** START OF DATA SHOWN **

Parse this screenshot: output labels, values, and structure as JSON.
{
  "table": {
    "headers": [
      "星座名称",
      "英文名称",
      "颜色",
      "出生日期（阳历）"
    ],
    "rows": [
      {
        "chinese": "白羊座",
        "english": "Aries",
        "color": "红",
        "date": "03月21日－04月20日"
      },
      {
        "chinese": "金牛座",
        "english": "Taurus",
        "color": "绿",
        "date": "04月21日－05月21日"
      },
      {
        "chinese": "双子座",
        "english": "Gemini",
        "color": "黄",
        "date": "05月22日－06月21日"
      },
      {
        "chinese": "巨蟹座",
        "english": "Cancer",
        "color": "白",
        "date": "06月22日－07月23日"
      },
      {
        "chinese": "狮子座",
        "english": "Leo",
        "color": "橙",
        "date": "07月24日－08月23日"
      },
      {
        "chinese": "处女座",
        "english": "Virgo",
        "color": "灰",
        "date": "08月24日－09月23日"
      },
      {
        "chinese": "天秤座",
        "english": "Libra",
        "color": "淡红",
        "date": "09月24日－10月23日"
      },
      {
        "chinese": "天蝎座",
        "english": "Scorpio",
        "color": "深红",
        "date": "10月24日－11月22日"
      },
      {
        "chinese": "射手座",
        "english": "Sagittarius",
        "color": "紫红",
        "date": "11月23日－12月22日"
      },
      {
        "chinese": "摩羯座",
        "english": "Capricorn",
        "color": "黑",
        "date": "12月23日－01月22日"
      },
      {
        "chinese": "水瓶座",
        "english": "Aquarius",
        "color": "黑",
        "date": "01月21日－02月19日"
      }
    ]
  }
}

** END OF DATA SHOWN **

**TASK**. Take the data above and return it exactly.

**SOLVED EXERCISE**.
Parse this screenshot: output labels, values, and structure as JSON.
{
  "table": {
    "headers": [
      "星座名称",
      "英文名称",
      "颜色",
      "出生日期（阳历）"
    ],
    "rows": [
      {
        "chinese": "白羊座",
        "english": "Aries",
        "color": "红",
        "date": "03月21日－04月20日"
      },
      {
        "chinese": "金牛座",
        "english": "Taurus",
        "color": "绿",
        "date": "04月21日－05月21日"
      },
      {
        "chinese": "双子座",
        "english": "Gemini",
        "color": "黄",
        "date": "05月22日－06月21日"
      },
      {
        "chinese": "巨蟹座",
        "english": "Cancer",
        "color": "白",
        "date": "06月22日－07月23日"
      },
      {
        "chinese": "狮子座",
        "english": "Leo",
        "color": "橙",
        "date": "07月24日－08月23日"
      },
      {
        "chinese": "处女座",
        "english": "Virgo",
        "color": "灰",
        "date": "08月24日－09月23日"
      },
      {
        "chinese": "天秤座",
        "english": "Libra",
        "color": "淡红",
        "date": "09月24日－10月23日"
      },
      {
        "chinese": "天蝎座",
        "english": "Scorpio",
        "color": "深红",
        "date": "10月24日－11月22日"
      },
      {
        "chinese": "射手座",
        "english": "Sagittarius",
        "color": "紫红",
        "date": "11月23日－12月22日"
      },
      {
        "chinese": "摩羯座",
        "english": "Capricorn",
        "color": "黑",
        "date": "12月23日－01月22日"
      },
      {
        "chinese": "水瓶座",
        "english": "Aquarius",
        "color": "黑",
        "date": "01月21日－02月19日"
      }
    ]
  }
}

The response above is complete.